PROBLEM TO SOLVE:
Calculate how many lines in the following records hold the word "SNRg", and report that number without comment.

TASK DATA:
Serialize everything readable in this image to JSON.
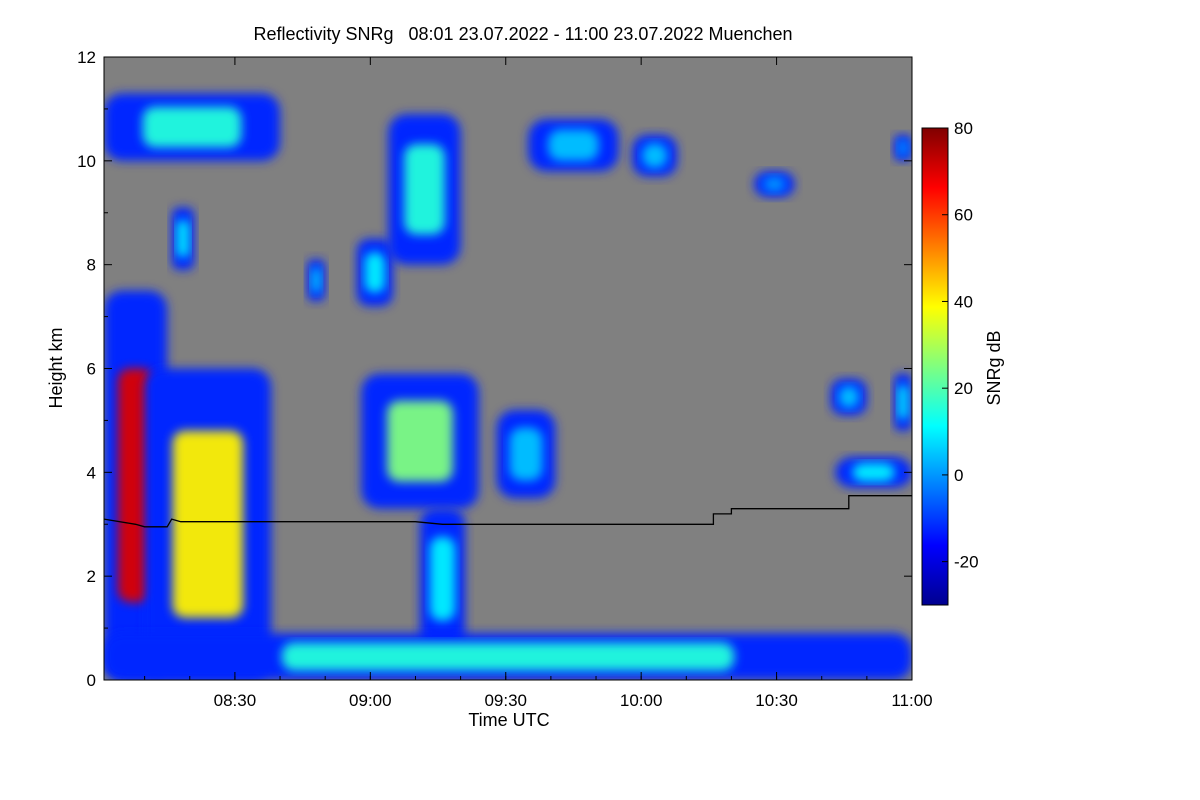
{
  "chart_data": {
    "type": "heatmap",
    "title": "Reflectivity SNRg   08:01 23.07.2022 - 11:00 23.07.2022 Muenchen",
    "xlabel": "Time UTC",
    "ylabel": "Height km",
    "x_range": [
      "08:01",
      "11:00"
    ],
    "x_ticks": [
      "08:30",
      "09:00",
      "09:30",
      "10:00",
      "10:30",
      "11:00"
    ],
    "ylim": [
      0,
      12
    ],
    "y_ticks": [
      0,
      2,
      4,
      6,
      8,
      10,
      12
    ],
    "background_color": "#808080",
    "colorbar": {
      "label": "SNRg dB",
      "range": [
        -30,
        80
      ],
      "ticks": [
        -20,
        0,
        20,
        40,
        60,
        80
      ],
      "colormap": "jet",
      "colors": [
        "#00008f",
        "#0000ff",
        "#00ffff",
        "#ffff00",
        "#ff0000",
        "#800000"
      ]
    },
    "echo_regions": [
      {
        "t_start": "08:01",
        "t_end": "08:15",
        "h_bottom": 0.0,
        "h_top": 7.5,
        "peak_dB": 70
      },
      {
        "t_start": "08:10",
        "t_end": "08:38",
        "h_bottom": 0.0,
        "h_top": 6.0,
        "peak_dB": 40
      },
      {
        "t_start": "08:01",
        "t_end": "08:40",
        "h_bottom": 10.0,
        "h_top": 11.3,
        "peak_dB": 15
      },
      {
        "t_start": "08:16",
        "t_end": "08:21",
        "h_bottom": 7.9,
        "h_top": 9.1,
        "peak_dB": 10
      },
      {
        "t_start": "08:46",
        "t_end": "08:50",
        "h_bottom": 7.3,
        "h_top": 8.1,
        "peak_dB": 5
      },
      {
        "t_start": "08:57",
        "t_end": "09:05",
        "h_bottom": 7.2,
        "h_top": 8.5,
        "peak_dB": 10
      },
      {
        "t_start": "08:58",
        "t_end": "09:24",
        "h_bottom": 3.3,
        "h_top": 5.9,
        "peak_dB": 25
      },
      {
        "t_start": "09:11",
        "t_end": "09:21",
        "h_bottom": 0.6,
        "h_top": 3.3,
        "peak_dB": 10
      },
      {
        "t_start": "09:04",
        "t_end": "09:20",
        "h_bottom": 8.0,
        "h_top": 10.9,
        "peak_dB": 15
      },
      {
        "t_start": "09:28",
        "t_end": "09:41",
        "h_bottom": 3.5,
        "h_top": 5.2,
        "peak_dB": 5
      },
      {
        "t_start": "09:35",
        "t_end": "09:55",
        "h_bottom": 9.8,
        "h_top": 10.8,
        "peak_dB": 5
      },
      {
        "t_start": "09:58",
        "t_end": "10:08",
        "h_bottom": 9.7,
        "h_top": 10.5,
        "peak_dB": 5
      },
      {
        "t_start": "10:25",
        "t_end": "10:34",
        "h_bottom": 9.3,
        "h_top": 9.8,
        "peak_dB": 0
      },
      {
        "t_start": "10:42",
        "t_end": "10:50",
        "h_bottom": 5.1,
        "h_top": 5.8,
        "peak_dB": 5
      },
      {
        "t_start": "10:43",
        "t_end": "11:00",
        "h_bottom": 3.7,
        "h_top": 4.3,
        "peak_dB": 10
      },
      {
        "t_start": "10:56",
        "t_end": "11:00",
        "h_bottom": 4.8,
        "h_top": 5.9,
        "peak_dB": 10
      },
      {
        "t_start": "10:56",
        "t_end": "11:00",
        "h_bottom": 10.0,
        "h_top": 10.5,
        "peak_dB": 0
      },
      {
        "t_start": "08:01",
        "t_end": "11:00",
        "h_bottom": 0.0,
        "h_top": 0.9,
        "peak_dB": 15
      }
    ],
    "overlay_line": {
      "color": "#000000",
      "points": [
        {
          "t": "08:01",
          "h": 3.1
        },
        {
          "t": "08:08",
          "h": 3.0
        },
        {
          "t": "08:10",
          "h": 2.95
        },
        {
          "t": "08:15",
          "h": 2.95
        },
        {
          "t": "08:16",
          "h": 3.1
        },
        {
          "t": "08:18",
          "h": 3.05
        },
        {
          "t": "09:10",
          "h": 3.05
        },
        {
          "t": "09:16",
          "h": 3.0
        },
        {
          "t": "10:16",
          "h": 3.0
        },
        {
          "t": "10:16",
          "h": 3.2
        },
        {
          "t": "10:20",
          "h": 3.2
        },
        {
          "t": "10:20",
          "h": 3.3
        },
        {
          "t": "10:46",
          "h": 3.3
        },
        {
          "t": "10:46",
          "h": 3.55
        },
        {
          "t": "11:00",
          "h": 3.55
        }
      ]
    }
  }
}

FULL RESPONSE:
2